## REQUEST
Output an exact reproduction of the data.
--- Start RECORD EXTRACTS ---
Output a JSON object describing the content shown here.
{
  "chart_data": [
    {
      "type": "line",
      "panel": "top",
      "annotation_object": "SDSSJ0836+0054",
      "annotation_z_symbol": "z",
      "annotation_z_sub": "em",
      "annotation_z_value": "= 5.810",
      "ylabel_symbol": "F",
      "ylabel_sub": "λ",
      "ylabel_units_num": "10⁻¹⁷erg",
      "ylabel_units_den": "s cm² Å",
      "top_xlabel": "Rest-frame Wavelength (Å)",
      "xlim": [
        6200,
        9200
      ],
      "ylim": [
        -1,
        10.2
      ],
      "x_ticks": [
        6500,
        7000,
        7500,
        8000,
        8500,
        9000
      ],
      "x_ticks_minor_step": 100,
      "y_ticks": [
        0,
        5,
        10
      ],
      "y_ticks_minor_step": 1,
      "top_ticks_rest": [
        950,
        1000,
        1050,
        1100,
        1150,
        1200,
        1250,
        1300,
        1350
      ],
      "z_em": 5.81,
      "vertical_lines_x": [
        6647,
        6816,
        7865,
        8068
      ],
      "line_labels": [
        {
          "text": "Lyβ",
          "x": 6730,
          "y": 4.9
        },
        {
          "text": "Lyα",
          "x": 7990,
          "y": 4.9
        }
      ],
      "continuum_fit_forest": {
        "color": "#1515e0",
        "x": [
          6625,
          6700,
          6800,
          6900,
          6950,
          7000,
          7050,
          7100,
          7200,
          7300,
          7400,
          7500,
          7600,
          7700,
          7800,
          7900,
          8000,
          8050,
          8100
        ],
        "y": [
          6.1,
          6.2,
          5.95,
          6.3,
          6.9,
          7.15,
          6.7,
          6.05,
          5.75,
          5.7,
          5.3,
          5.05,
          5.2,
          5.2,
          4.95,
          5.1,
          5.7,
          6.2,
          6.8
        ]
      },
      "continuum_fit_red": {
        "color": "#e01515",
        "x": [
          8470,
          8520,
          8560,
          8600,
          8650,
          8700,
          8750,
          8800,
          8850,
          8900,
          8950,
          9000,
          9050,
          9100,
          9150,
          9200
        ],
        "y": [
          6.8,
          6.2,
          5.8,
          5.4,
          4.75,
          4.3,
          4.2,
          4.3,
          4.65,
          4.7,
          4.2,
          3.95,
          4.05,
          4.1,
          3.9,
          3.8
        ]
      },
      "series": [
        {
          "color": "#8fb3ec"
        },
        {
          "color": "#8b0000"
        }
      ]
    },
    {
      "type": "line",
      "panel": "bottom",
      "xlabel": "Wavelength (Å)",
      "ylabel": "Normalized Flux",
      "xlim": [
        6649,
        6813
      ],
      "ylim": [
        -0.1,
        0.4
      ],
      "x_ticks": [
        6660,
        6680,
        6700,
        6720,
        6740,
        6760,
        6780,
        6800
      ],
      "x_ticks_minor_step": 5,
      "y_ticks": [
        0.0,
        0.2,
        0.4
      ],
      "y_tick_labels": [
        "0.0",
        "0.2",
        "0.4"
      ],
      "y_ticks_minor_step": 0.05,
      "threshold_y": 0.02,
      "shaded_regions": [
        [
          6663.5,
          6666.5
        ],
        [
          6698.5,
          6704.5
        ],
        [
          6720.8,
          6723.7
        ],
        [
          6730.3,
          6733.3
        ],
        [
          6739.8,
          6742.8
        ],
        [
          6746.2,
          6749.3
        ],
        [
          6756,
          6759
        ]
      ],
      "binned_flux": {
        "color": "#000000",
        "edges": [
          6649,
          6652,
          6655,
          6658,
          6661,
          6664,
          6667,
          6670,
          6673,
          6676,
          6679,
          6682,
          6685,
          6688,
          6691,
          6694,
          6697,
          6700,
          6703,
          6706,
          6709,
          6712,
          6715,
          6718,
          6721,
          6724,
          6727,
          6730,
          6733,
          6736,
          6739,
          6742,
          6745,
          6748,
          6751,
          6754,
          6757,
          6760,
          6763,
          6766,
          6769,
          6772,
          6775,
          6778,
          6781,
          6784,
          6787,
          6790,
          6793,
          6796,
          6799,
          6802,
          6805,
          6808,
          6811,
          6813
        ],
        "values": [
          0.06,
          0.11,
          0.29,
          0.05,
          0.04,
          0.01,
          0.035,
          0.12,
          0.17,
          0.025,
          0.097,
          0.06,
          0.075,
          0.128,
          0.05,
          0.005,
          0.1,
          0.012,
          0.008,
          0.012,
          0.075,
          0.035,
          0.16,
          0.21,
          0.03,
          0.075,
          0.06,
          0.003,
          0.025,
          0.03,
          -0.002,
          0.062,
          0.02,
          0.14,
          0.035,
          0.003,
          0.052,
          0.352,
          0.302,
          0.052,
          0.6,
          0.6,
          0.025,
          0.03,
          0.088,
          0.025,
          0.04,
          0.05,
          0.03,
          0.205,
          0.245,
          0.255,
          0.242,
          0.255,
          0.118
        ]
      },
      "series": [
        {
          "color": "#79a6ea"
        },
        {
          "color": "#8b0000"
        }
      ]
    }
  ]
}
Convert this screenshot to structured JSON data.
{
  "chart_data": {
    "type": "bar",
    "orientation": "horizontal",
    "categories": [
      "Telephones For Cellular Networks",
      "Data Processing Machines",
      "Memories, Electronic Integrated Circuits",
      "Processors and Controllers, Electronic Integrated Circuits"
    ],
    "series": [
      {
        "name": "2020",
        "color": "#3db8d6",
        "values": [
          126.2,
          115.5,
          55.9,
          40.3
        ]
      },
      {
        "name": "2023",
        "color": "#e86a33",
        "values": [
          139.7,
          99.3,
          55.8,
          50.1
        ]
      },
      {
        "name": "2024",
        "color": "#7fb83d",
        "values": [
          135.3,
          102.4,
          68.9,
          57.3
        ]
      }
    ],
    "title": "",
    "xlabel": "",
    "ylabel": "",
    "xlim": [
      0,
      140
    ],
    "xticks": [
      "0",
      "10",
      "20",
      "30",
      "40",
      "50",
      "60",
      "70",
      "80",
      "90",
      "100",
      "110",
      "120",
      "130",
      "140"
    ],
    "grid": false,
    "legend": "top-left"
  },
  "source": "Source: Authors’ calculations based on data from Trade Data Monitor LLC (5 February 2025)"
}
--- End RECORD EXTRACTS ---
## EXERCISE RESULT
Output a JSON object describing the content shown here.
{
  "chart_data": [
    {
      "type": "line",
      "panel": "top",
      "annotation_object": "SDSSJ0836+0054",
      "annotation_z_symbol": "z",
      "annotation_z_sub": "em",
      "annotation_z_value": "= 5.810",
      "ylabel_symbol": "F",
      "ylabel_sub": "λ",
      "ylabel_units_num": "10⁻¹⁷erg",
      "ylabel_units_den": "s cm² Å",
      "top_xlabel": "Rest-frame Wavelength (Å)",
      "xlim": [
        6200,
        9200
      ],
      "ylim": [
        -1,
        10.2
      ],
      "x_ticks": [
        6500,
        7000,
        7500,
        8000,
        8500,
        9000
      ],
      "x_ticks_minor_step": 100,
      "y_ticks": [
        0,
        5,
        10
      ],
      "y_ticks_minor_step": 1,
      "top_ticks_rest": [
        950,
        1000,
        1050,
        1100,
        1150,
        1200,
        1250,
        1300,
        1350
      ],
      "z_em": 5.81,
      "vertical_lines_x": [
        6647,
        6816,
        7865,
        8068
      ],
      "line_labels": [
        {
          "text": "Lyβ",
          "x": 6730,
          "y": 4.9
        },
        {
          "text": "Lyα",
          "x": 7990,
          "y": 4.9
        }
      ],
      "continuum_fit_forest": {
        "color": "#1515e0",
        "x": [
          6625,
          6700,
          6800,
          6900,
          6950,
          7000,
          7050,
          7100,
          7200,
          7300,
          7400,
          7500,
          7600,
          7700,
          7800,
          7900,
          8000,
          8050,
          8100
        ],
        "y": [
          6.1,
          6.2,
          5.95,
          6.3,
          6.9,
          7.15,
          6.7,
          6.05,
          5.75,
          5.7,
          5.3,
          5.05,
          5.2,
          5.2,
          4.95,
          5.1,
          5.7,
          6.2,
          6.8
        ]
      },
      "continuum_fit_red": {
        "color": "#e01515",
        "x": [
          8470,
          8520,
          8560,
          8600,
          8650,
          8700,
          8750,
          8800,
          8850,
          8900,
          8950,
          9000,
          9050,
          9100,
          9150,
          9200
        ],
        "y": [
          6.8,
          6.2,
          5.8,
          5.4,
          4.75,
          4.3,
          4.2,
          4.3,
          4.65,
          4.7,
          4.2,
          3.95,
          4.05,
          4.1,
          3.9,
          3.8
        ]
      },
      "series": [
        {
          "color": "#8fb3ec"
        },
        {
          "color": "#8b0000"
        }
      ]
    },
    {
      "type": "line",
      "panel": "bottom",
      "xlabel": "Wavelength (Å)",
      "ylabel": "Normalized Flux",
      "xlim": [
        6649,
        6813
      ],
      "ylim": [
        -0.1,
        0.4
      ],
      "x_ticks": [
        6660,
        6680,
        6700,
        6720,
        6740,
        6760,
        6780,
        6800
      ],
      "x_ticks_minor_step": 5,
      "y_ticks": [
        0.0,
        0.2,
        0.4
      ],
      "y_tick_labels": [
        "0.0",
        "0.2",
        "0.4"
      ],
      "y_ticks_minor_step": 0.05,
      "threshold_y": 0.02,
      "shaded_regions": [
        [
          6663.5,
          6666.5
        ],
        [
          6698.5,
          6704.5
        ],
        [
          6720.8,
          6723.7
        ],
        [
          6730.3,
          6733.3
        ],
        [
          6739.8,
          6742.8
        ],
        [
          6746.2,
          6749.3
        ],
        [
          6756,
          6759
        ]
      ],
      "binned_flux": {
        "color": "#000000",
        "edges": [
          6649,
          6652,
          6655,
          6658,
          6661,
          6664,
          6667,
          6670,
          6673,
          6676,
          6679,
          6682,
          6685,
          6688,
          6691,
          6694,
          6697,
          6700,
          6703,
          6706,
          6709,
          6712,
          6715,
          6718,
          6721,
          6724,
          6727,
          6730,
          6733,
          6736,
          6739,
          6742,
          6745,
          6748,
          6751,
          6754,
          6757,
          6760,
          6763,
          6766,
          6769,
          6772,
          6775,
          6778,
          6781,
          6784,
          6787,
          6790,
          6793,
          6796,
          6799,
          6802,
          6805,
          6808,
          6811,
          6813
        ],
        "values": [
          0.06,
          0.11,
          0.29,
          0.05,
          0.04,
          0.01,
          0.035,
          0.12,
          0.17,
          0.025,
          0.097,
          0.06,
          0.075,
          0.128,
          0.05,
          0.005,
          0.1,
          0.012,
          0.008,
          0.012,
          0.075,
          0.035,
          0.16,
          0.21,
          0.03,
          0.075,
          0.06,
          0.003,
          0.025,
          0.03,
          -0.002,
          0.062,
          0.02,
          0.14,
          0.035,
          0.003,
          0.052,
          0.352,
          0.302,
          0.052,
          0.6,
          0.6,
          0.025,
          0.03,
          0.088,
          0.025,
          0.04,
          0.05,
          0.03,
          0.205,
          0.245,
          0.255,
          0.242,
          0.255,
          0.118
        ]
      },
      "series": [
        {
          "color": "#79a6ea"
        },
        {
          "color": "#8b0000"
        }
      ]
    }
  ]
}
Convert this screenshot to structured JSON data.
{
  "chart_data": {
    "type": "bar",
    "orientation": "horizontal",
    "categories": [
      "Telephones For Cellular Networks",
      "Data Processing Machines",
      "Memories, Electronic Integrated Circuits",
      "Processors and Controllers, Electronic Integrated Circuits"
    ],
    "series": [
      {
        "name": "2020",
        "color": "#3db8d6",
        "values": [
          126.2,
          115.5,
          55.9,
          40.3
        ]
      },
      {
        "name": "2023",
        "color": "#e86a33",
        "values": [
          139.7,
          99.3,
          55.8,
          50.1
        ]
      },
      {
        "name": "2024",
        "color": "#7fb83d",
        "values": [
          135.3,
          102.4,
          68.9,
          57.3
        ]
      }
    ],
    "title": "",
    "xlabel": "",
    "ylabel": "",
    "xlim": [
      0,
      140
    ],
    "xticks": [
      "0",
      "10",
      "20",
      "30",
      "40",
      "50",
      "60",
      "70",
      "80",
      "90",
      "100",
      "110",
      "120",
      "130",
      "140"
    ],
    "grid": false,
    "legend": "top-left"
  },
  "source": "Source: Authors’ calculations based on data from Trade Data Monitor LLC (5 February 2025)"
}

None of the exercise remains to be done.